▶ _Supplied information_:
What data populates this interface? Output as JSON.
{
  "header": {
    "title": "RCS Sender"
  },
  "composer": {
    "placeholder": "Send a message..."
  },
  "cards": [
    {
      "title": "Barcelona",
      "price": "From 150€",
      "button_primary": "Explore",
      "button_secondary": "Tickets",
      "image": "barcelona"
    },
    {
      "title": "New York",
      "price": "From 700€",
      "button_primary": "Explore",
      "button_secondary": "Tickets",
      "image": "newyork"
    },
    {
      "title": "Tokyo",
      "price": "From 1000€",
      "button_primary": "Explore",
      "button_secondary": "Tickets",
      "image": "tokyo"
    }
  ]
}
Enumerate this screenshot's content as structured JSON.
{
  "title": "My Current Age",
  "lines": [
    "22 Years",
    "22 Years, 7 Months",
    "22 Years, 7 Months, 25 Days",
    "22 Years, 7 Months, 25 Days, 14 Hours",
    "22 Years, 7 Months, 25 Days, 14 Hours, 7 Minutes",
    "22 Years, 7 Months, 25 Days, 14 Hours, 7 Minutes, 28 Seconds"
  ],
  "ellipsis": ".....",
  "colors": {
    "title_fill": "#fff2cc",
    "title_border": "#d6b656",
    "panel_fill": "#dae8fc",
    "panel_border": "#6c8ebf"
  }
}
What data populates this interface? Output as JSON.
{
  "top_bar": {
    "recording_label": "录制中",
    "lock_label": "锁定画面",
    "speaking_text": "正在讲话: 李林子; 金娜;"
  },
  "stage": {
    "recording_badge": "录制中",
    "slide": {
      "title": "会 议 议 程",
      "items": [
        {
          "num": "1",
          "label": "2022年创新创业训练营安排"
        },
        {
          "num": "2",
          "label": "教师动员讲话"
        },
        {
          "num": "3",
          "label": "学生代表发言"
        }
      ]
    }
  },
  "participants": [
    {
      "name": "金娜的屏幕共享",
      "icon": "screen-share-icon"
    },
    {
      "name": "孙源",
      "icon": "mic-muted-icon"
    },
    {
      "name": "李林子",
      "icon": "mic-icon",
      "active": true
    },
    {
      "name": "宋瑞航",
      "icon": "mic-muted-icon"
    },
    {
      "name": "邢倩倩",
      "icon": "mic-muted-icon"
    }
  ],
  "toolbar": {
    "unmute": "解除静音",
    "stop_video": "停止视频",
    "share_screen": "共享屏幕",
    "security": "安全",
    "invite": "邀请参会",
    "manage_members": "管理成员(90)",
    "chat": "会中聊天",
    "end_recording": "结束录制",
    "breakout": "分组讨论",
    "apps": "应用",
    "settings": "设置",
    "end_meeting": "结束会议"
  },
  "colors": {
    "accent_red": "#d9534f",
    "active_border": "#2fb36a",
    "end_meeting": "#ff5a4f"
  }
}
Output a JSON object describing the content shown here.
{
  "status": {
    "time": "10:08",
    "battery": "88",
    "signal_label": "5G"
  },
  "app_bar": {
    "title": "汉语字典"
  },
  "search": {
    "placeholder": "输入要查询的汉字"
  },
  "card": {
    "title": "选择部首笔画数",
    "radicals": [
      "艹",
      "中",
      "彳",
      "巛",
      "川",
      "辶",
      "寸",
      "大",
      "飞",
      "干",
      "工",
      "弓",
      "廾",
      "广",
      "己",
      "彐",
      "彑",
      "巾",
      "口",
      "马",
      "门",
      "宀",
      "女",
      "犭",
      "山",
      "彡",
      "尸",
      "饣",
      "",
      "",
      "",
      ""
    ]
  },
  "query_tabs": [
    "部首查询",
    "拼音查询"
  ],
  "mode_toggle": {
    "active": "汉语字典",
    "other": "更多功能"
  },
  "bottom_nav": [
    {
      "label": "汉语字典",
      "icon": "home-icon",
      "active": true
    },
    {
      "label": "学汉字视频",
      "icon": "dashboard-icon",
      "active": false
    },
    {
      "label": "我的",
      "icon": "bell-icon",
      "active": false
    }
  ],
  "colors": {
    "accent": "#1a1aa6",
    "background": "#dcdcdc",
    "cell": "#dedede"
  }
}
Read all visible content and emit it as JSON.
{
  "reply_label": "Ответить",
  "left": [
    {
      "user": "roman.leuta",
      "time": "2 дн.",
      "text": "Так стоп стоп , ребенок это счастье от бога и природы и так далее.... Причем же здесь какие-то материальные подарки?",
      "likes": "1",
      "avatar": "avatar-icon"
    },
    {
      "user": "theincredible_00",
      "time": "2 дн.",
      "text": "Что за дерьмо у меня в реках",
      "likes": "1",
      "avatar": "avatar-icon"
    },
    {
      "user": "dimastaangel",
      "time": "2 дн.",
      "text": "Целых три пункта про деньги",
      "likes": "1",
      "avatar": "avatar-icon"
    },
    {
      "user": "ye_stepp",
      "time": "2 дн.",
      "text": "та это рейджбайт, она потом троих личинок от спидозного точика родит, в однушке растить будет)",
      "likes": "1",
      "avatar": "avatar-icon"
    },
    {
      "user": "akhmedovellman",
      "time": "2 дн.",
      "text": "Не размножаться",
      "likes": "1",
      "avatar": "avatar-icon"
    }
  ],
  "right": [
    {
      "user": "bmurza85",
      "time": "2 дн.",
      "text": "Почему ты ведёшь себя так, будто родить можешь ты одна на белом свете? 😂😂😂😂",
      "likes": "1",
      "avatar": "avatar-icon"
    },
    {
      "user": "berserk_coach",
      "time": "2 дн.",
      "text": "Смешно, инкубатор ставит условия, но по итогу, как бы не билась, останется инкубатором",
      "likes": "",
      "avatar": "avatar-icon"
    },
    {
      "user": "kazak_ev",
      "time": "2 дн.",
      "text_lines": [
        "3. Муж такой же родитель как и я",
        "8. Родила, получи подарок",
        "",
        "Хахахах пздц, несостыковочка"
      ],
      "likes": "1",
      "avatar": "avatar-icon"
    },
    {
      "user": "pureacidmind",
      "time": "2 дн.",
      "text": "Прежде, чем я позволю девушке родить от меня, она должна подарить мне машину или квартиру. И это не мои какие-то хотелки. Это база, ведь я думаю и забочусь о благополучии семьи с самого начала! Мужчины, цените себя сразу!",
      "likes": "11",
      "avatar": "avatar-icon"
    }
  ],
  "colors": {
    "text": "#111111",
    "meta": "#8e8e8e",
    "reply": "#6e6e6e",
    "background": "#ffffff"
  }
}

▶ _Task goal_: Go through the entries above and pull out each line with "Months" in it.

▶ _Result of the task_:
    "22 Years, 7 Months",
    "22 Years, 7 Months, 25 Days",
    "22 Years, 7 Months, 25 Days, 14 Hours",
    "22 Years, 7 Months, 25 Days, 14 Hours, 7 Minutes",
    "22 Years, 7 Months, 25 Days, 14 Hours, 7 Minutes, 28 Seconds"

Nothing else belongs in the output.